## Work to do:
Copy the material word for word from its first line through the line containing "logo-text[interactable]: Roadie xyxy=(281,103,368,134)", including both, and nothing else.

________________

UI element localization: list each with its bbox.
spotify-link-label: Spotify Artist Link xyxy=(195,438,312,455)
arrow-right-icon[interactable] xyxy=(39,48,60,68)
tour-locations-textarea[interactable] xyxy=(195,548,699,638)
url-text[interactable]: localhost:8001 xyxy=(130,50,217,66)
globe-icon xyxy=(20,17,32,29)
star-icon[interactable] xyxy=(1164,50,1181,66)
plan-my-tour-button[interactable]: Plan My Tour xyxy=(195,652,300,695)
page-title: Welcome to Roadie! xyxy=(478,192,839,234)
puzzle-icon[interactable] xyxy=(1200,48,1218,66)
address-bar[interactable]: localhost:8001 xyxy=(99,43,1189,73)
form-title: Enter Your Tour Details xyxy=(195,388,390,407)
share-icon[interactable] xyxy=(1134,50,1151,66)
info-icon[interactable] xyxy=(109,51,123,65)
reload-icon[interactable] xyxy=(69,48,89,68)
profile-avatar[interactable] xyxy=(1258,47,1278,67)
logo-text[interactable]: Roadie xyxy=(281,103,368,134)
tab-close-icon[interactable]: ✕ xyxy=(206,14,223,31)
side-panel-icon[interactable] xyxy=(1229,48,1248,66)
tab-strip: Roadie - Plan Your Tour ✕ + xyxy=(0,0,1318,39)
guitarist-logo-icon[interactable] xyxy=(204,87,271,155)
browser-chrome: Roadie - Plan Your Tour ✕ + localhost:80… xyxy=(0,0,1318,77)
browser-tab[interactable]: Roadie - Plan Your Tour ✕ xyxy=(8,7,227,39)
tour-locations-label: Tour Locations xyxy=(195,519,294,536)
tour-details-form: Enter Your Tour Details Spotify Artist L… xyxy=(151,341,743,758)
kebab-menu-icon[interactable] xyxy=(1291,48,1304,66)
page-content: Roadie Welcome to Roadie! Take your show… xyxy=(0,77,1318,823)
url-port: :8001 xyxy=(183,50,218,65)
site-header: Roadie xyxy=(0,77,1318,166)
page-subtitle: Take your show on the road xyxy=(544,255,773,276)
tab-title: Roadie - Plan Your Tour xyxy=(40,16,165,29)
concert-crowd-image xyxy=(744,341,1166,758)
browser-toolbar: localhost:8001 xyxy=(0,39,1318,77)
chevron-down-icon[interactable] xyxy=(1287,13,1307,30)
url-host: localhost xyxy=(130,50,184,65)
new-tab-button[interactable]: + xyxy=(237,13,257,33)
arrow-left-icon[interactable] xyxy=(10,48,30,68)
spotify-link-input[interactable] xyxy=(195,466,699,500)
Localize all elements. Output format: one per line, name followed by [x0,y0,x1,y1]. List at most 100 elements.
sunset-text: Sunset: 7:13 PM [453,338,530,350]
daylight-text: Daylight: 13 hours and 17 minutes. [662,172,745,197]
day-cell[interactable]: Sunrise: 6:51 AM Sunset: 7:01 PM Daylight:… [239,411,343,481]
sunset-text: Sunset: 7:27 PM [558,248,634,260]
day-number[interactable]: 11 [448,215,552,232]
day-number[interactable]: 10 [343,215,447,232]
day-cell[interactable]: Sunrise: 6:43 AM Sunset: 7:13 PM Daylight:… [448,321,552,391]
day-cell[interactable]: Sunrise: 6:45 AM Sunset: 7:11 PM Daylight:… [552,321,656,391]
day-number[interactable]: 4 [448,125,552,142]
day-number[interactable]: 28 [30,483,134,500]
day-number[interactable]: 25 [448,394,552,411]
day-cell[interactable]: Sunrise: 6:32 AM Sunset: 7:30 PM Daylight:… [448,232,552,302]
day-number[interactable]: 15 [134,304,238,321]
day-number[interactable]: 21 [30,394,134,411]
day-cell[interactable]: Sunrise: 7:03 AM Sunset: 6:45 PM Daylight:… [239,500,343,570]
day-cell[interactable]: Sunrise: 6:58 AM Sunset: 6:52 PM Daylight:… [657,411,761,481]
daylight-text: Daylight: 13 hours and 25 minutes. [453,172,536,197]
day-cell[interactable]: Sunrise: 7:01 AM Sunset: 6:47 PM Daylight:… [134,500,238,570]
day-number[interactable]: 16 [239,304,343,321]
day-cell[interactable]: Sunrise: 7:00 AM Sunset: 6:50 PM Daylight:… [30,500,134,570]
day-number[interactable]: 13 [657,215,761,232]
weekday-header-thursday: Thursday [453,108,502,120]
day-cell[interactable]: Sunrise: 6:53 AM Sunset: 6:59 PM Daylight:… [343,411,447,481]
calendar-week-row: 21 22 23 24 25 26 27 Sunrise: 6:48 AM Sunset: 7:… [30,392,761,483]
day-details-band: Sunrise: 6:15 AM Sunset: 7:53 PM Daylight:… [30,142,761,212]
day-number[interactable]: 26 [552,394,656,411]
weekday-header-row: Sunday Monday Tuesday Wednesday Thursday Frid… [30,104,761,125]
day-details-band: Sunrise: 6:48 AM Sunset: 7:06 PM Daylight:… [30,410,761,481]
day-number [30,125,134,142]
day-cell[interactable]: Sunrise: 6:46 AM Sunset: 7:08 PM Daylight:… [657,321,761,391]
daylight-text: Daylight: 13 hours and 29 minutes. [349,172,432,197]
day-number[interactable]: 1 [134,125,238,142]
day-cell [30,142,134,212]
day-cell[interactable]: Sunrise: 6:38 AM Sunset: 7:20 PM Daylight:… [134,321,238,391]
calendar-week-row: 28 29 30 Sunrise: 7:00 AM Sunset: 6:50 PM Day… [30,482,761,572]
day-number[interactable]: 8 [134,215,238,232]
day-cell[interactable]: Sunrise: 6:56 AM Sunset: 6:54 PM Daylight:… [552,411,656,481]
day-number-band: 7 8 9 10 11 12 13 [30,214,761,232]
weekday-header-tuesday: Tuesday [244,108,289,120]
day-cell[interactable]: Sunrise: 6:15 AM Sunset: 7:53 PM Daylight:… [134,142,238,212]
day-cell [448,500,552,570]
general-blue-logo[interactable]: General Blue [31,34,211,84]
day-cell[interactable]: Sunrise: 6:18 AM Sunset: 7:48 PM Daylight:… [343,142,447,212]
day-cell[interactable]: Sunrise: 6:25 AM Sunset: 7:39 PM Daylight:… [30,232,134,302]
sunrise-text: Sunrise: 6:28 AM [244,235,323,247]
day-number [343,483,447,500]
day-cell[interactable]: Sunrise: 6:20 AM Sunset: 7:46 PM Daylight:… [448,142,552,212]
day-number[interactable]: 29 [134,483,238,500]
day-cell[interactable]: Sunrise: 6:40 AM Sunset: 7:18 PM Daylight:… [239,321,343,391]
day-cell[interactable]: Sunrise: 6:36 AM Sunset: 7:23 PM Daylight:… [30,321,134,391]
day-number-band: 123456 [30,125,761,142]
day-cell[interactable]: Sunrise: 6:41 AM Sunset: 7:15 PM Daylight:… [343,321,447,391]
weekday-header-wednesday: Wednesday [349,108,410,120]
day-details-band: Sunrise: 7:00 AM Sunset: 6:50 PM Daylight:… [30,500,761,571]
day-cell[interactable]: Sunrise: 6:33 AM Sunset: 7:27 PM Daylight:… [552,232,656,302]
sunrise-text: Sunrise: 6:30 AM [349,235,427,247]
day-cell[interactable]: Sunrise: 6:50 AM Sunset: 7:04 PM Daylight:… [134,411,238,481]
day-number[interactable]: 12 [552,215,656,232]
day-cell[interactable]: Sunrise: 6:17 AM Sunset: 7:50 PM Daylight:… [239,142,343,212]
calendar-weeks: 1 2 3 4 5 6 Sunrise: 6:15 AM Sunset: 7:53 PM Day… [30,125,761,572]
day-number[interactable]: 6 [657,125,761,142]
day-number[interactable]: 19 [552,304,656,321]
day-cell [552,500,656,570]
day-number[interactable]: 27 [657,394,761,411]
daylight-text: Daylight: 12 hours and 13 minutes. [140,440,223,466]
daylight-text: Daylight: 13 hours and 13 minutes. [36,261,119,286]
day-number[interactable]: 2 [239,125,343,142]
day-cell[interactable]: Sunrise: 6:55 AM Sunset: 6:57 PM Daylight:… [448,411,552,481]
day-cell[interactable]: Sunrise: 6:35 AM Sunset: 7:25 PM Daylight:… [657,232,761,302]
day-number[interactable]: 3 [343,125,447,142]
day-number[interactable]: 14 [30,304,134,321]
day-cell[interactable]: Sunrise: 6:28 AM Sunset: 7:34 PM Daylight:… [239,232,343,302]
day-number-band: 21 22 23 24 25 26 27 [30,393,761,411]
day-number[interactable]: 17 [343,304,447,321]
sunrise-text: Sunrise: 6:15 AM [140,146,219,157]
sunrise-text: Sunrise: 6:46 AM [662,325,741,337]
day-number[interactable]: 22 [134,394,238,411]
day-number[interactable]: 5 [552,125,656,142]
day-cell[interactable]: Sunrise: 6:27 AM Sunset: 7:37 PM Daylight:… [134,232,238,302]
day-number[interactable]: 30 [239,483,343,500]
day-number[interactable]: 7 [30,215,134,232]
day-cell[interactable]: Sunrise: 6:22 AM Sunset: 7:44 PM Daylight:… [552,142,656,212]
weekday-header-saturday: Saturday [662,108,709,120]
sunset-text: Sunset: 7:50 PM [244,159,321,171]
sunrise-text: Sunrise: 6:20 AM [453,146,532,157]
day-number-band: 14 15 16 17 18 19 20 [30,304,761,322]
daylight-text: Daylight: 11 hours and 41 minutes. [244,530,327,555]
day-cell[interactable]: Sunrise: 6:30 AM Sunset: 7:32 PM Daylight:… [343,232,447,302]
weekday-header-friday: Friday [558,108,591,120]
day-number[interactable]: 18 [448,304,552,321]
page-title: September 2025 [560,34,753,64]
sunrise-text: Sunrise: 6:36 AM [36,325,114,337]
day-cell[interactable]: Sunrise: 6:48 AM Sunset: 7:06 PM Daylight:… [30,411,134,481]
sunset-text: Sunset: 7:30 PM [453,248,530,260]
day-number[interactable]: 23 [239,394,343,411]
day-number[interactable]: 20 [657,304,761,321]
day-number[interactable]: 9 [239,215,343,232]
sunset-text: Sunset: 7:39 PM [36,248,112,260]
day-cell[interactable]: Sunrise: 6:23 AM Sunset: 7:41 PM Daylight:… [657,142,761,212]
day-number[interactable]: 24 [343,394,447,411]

________________

## Completed task:
UI element localization: list each with its bbox.
spotify-link-label: Spotify Artist Link xyxy=(195,438,312,455)
arrow-right-icon[interactable] xyxy=(39,48,60,68)
tour-locations-textarea[interactable] xyxy=(195,548,699,638)
url-text[interactable]: localhost:8001 xyxy=(130,50,217,66)
globe-icon xyxy=(20,17,32,29)
star-icon[interactable] xyxy=(1164,50,1181,66)
plan-my-tour-button[interactable]: Plan My Tour xyxy=(195,652,300,695)
page-title: Welcome to Roadie! xyxy=(478,192,839,234)
puzzle-icon[interactable] xyxy=(1200,48,1218,66)
address-bar[interactable]: localhost:8001 xyxy=(99,43,1189,73)
form-title: Enter Your Tour Details xyxy=(195,388,390,407)
share-icon[interactable] xyxy=(1134,50,1151,66)
info-icon[interactable] xyxy=(109,51,123,65)
reload-icon[interactable] xyxy=(69,48,89,68)
profile-avatar[interactable] xyxy=(1258,47,1278,67)
logo-text[interactable]: Roadie xyxy=(281,103,368,134)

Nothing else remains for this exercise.